§ Exercise instructions:
Exclude the pictures, then repeat the remaining data exactly.

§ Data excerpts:
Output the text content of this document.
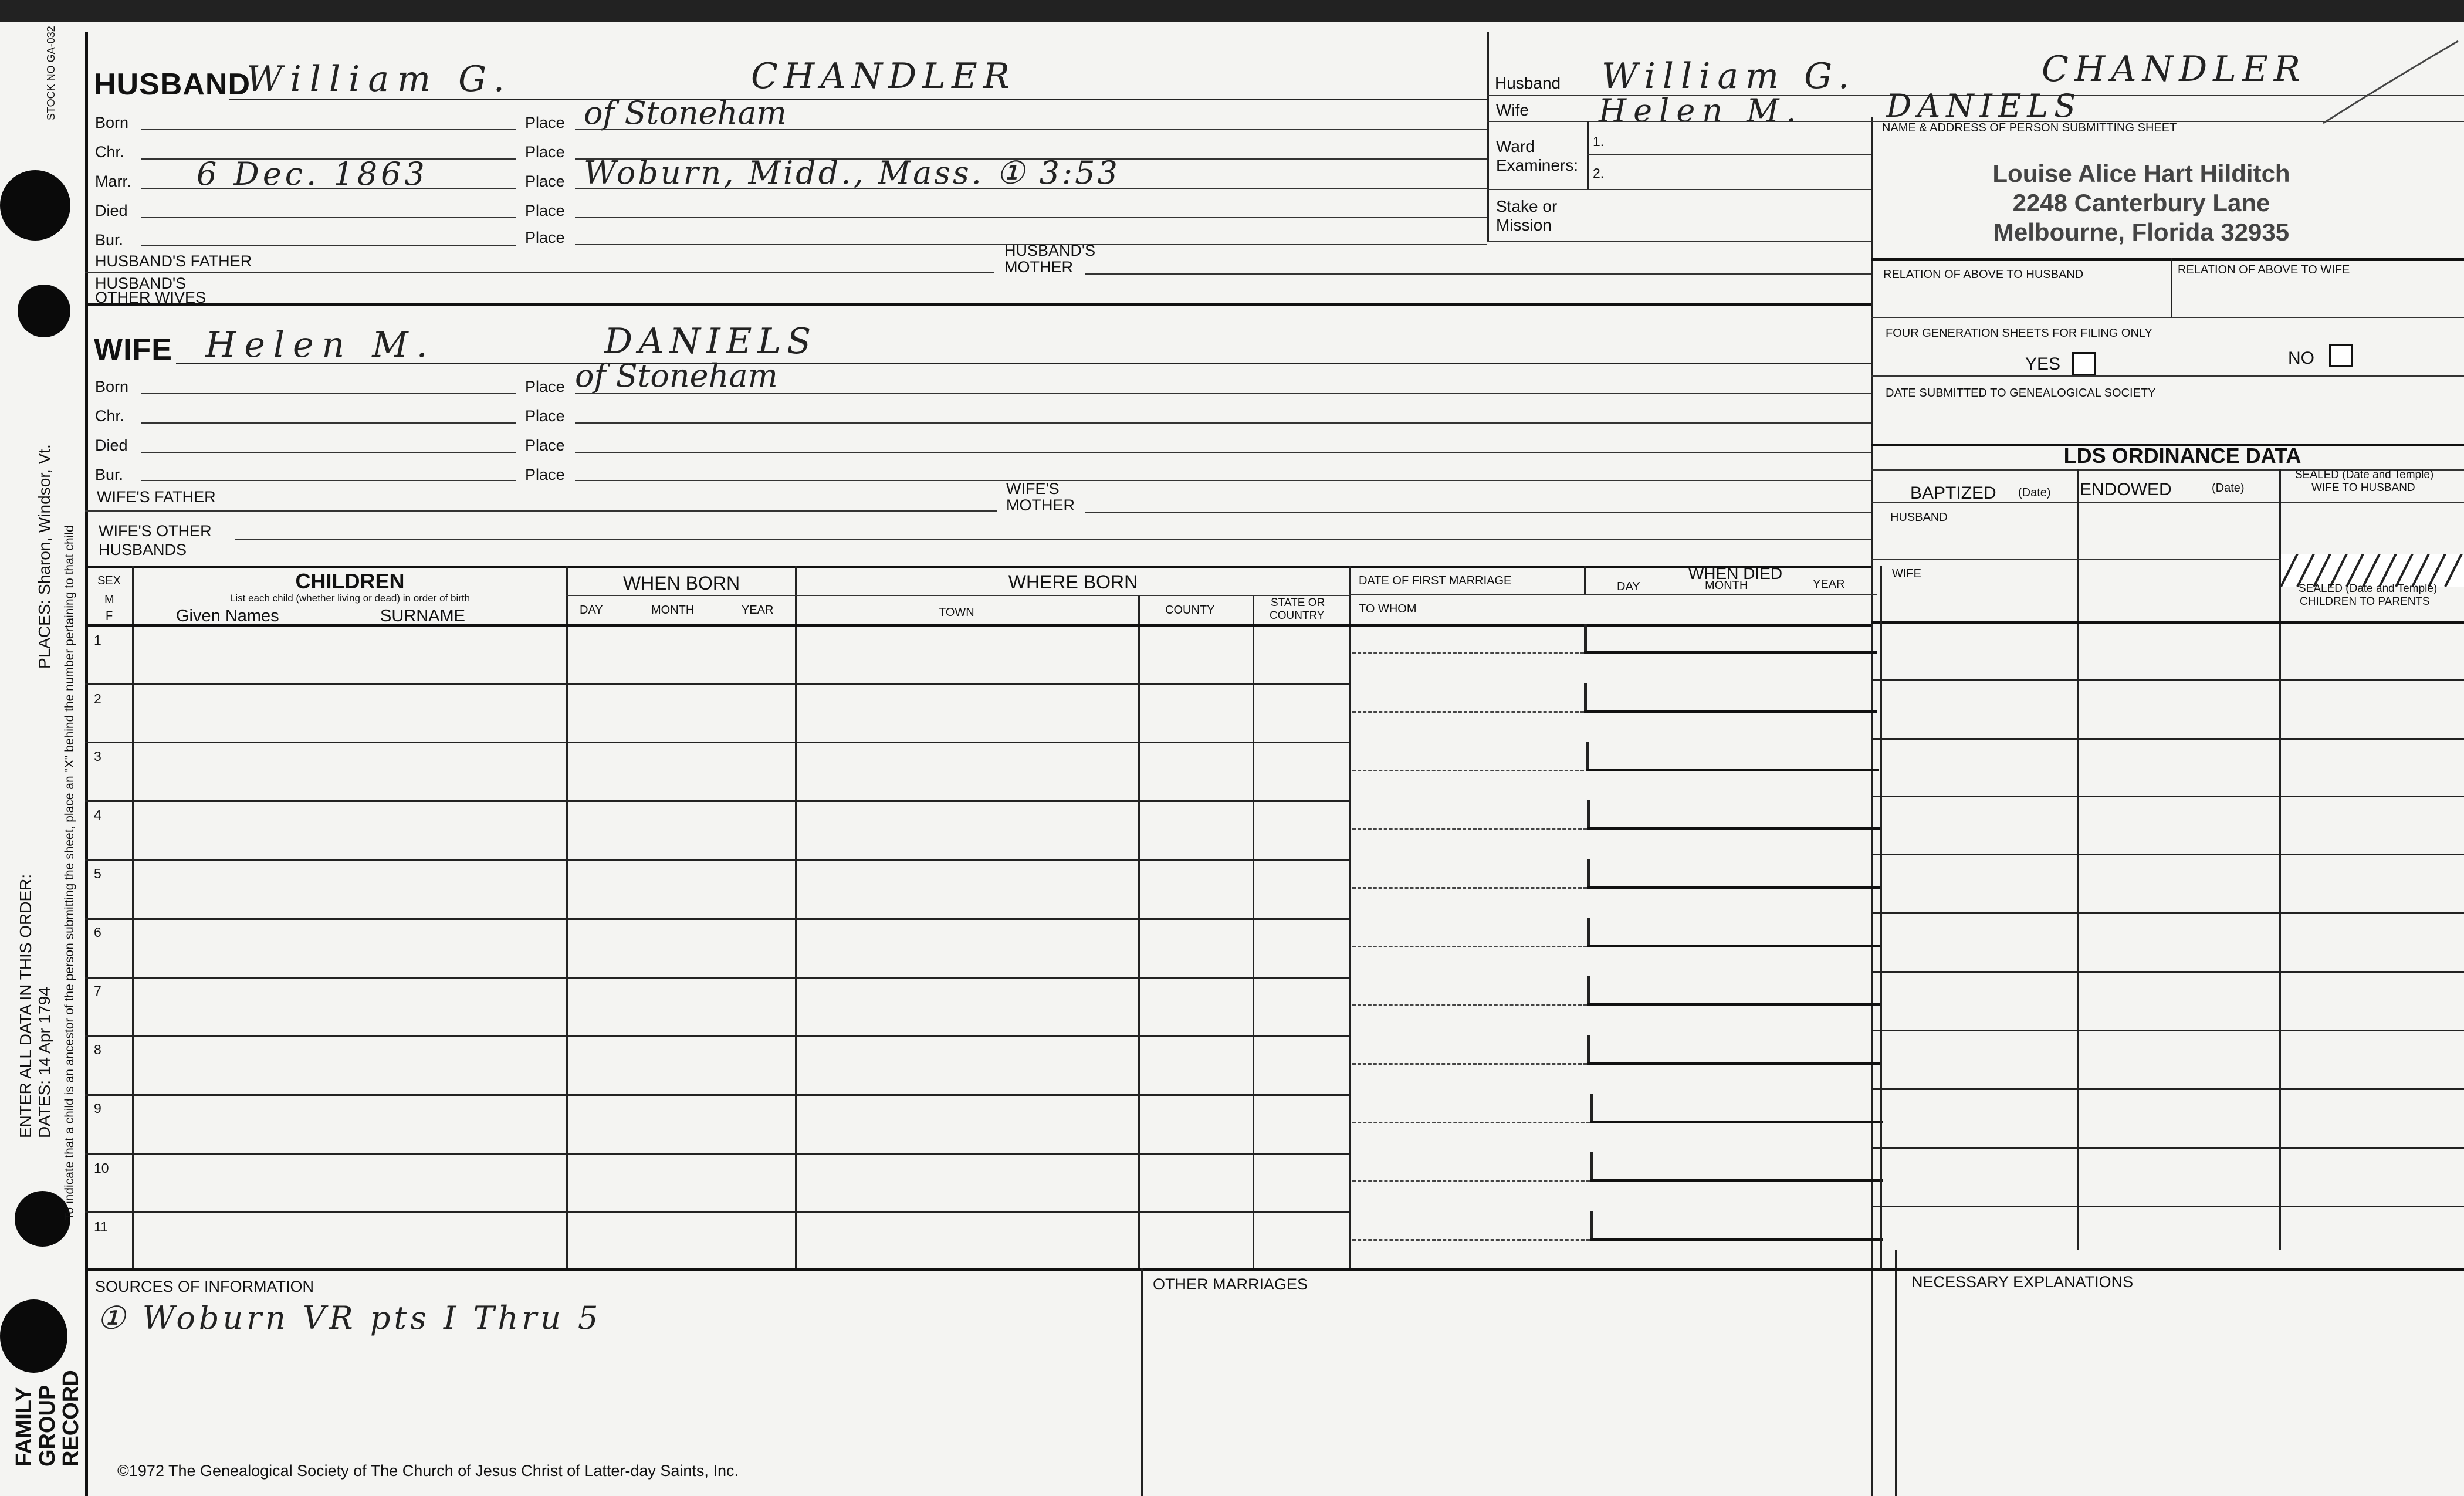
STOCK NO GA-032
PLACES: Sharon, Windsor, Vt.
ENTER ALL DATA IN THIS ORDER: DATES: 14 Apr 1794 To indicate that a child is an ancestor of the person submitting the sheet, place an "X" behind the number pertaining to that child
FAMILY
GROUP
RECORD
HUSBAND
William G.	CHANDLER
Born	Place of Stoneham
Chr.	Place
Marr. 6 Dec. 1863	Place Woburn, Midd., Mass. ① 3:53
Died	Place
Bur.	Place
HUSBAND'S FATHER
HUSBAND'S
MOTHER
HUSBAND'S
OTHER WIVES
WIFE Helen M.	DANIELS
Born	Place of Stoneham
Chr.	Place
Died	Place
Bur.	Place
WIFE'S FATHER	WIFE'S
MOTHER
WIFE'S OTHER
HUSBANDS
Husband William G.	CHANDLER
Wife Helen M.	DANIELS
Ward
Examiners:
1.
2.
Stake or
Mission
NAME & ADDRESS OF PERSON SUBMITTING SHEET
Louise Alice Hart Hilditch
2248 Canterbury Lane
Melbourne, Florida 32935
RELATION OF ABOVE TO HUSBAND	RELATION OF ABOVE TO WIFE
FOUR GENERATION SHEETS FOR FILING ONLY
YES	NO
DATE SUBMITTED TO GENEALOGICAL SOCIETY
LDS ORDINANCE DATA
BAPTIZED (Date) ENDOWED	(Date)
SEALED (Date and Temple)
WIFE TO HUSBAND
HUSBAND
WIFE
SEALED (Date and Temple)
CHILDREN TO PARENTS
SEX
M
F
CHILDREN
List each child (whether living or dead) in order of birth
Given Names	SURNAME
WHEN BORN
DAY	MONTH	YEAR
WHERE BORN
TOWN	COUNTY
STATE OR
COUNTRY
DATE OF FIRST MARRIAGE
TO WHOM
WHEN DIED
DAY	MONTH	YEAR
1
2
3
4
5
6
7
8
9
10
11
SOURCES OF INFORMATION
① Woburn VR pts I Thru 5
OTHER MARRIAGES	NECESSARY EXPLANATIONS
©1972 The Genealogical Society of The Church of Jesus Christ of Latter-day Saints, Inc.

§ Solved problem:
Output the text content of this document.
STOCK NO GA-032
PLACES: Sharon, Windsor, Vt.
ENTER ALL DATA IN THIS ORDER: DATES: 14 Apr 1794 To indicate that a child is an ancestor of the person submitting the sheet, place an "X" behind the number pertaining to that child
FAMILY
GROUP
RECORD
HUSBAND
William G.	CHANDLER
Born	Place of Stoneham
Chr.	Place
Marr. 6 Dec. 1863	Place Woburn, Midd., Mass. ① 3:53
Died	Place
Bur.	Place
HUSBAND'S FATHER
HUSBAND'S
MOTHER
HUSBAND'S
OTHER WIVES
WIFE Helen M.	DANIELS
Born	Place of Stoneham
Chr.	Place
Died	Place
Bur.	Place
WIFE'S FATHER	WIFE'S
MOTHER
WIFE'S OTHER
HUSBANDS
Husband William G.	CHANDLER
Wife Helen M.	DANIELS
Ward
Examiners:
1.
2.
Stake or
Mission
NAME & ADDRESS OF PERSON SUBMITTING SHEET
Louise Alice Hart Hilditch
2248 Canterbury Lane
Melbourne, Florida 32935
RELATION OF ABOVE TO HUSBAND	RELATION OF ABOVE TO WIFE
FOUR GENERATION SHEETS FOR FILING ONLY
YES	NO
DATE SUBMITTED TO GENEALOGICAL SOCIETY
LDS ORDINANCE DATA
BAPTIZED (Date) ENDOWED	(Date)
SEALED (Date and Temple)
WIFE TO HUSBAND
HUSBAND
WIFE
SEALED (Date and Temple)
CHILDREN TO PARENTS
SEX
M
F
CHILDREN
List each child (whether living or dead) in order of birth
Given Names	SURNAME
WHEN BORN
DAY	MONTH	YEAR
WHERE BORN
TOWN	COUNTY
STATE OR
COUNTRY
DATE OF FIRST MARRIAGE
TO WHOM
WHEN DIED
DAY	MONTH	YEAR
1
2
3
4
5
6
7
8
9
10
11
SOURCES OF INFORMATION
① Woburn VR pts I Thru 5
OTHER MARRIAGES	NECESSARY EXPLANATIONS
©1972 The Genealogical Society of The Church of Jesus Christ of Latter-day Saints, Inc.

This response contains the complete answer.